Recorded data
◆ ◆ ◆ ◆

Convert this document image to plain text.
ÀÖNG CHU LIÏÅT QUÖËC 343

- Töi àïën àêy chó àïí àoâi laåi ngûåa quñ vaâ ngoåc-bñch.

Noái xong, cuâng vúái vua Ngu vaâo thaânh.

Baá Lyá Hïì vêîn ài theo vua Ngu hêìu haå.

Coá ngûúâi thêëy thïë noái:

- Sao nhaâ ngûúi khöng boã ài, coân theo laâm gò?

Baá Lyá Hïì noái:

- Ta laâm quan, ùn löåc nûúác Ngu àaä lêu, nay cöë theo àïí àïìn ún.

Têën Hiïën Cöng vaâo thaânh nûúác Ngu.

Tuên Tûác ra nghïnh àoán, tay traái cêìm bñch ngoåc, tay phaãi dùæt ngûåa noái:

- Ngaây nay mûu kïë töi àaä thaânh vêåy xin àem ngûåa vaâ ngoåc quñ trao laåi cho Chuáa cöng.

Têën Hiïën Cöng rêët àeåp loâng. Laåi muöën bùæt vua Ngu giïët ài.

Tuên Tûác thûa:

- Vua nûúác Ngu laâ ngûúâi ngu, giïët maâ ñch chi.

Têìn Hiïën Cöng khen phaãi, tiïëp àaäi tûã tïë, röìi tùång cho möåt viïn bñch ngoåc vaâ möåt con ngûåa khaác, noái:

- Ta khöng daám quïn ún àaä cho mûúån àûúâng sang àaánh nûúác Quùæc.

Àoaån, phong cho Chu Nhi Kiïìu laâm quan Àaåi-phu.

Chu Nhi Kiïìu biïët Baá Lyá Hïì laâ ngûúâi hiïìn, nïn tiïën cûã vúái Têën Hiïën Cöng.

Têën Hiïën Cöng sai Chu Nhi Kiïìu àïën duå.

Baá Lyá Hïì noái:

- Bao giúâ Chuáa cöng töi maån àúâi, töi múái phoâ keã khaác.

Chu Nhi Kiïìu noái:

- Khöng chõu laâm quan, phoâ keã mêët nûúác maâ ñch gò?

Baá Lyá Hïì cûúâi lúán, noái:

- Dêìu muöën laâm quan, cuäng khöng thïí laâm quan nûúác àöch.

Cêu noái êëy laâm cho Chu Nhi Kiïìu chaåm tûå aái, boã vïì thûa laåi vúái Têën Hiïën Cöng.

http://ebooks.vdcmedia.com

◆ ◆ ◆ ◆

WHAT THIS TASK INVOLVES
In the material above, tally every line with the string "Chuáa" in it, then give that number alone.

ANSWER
2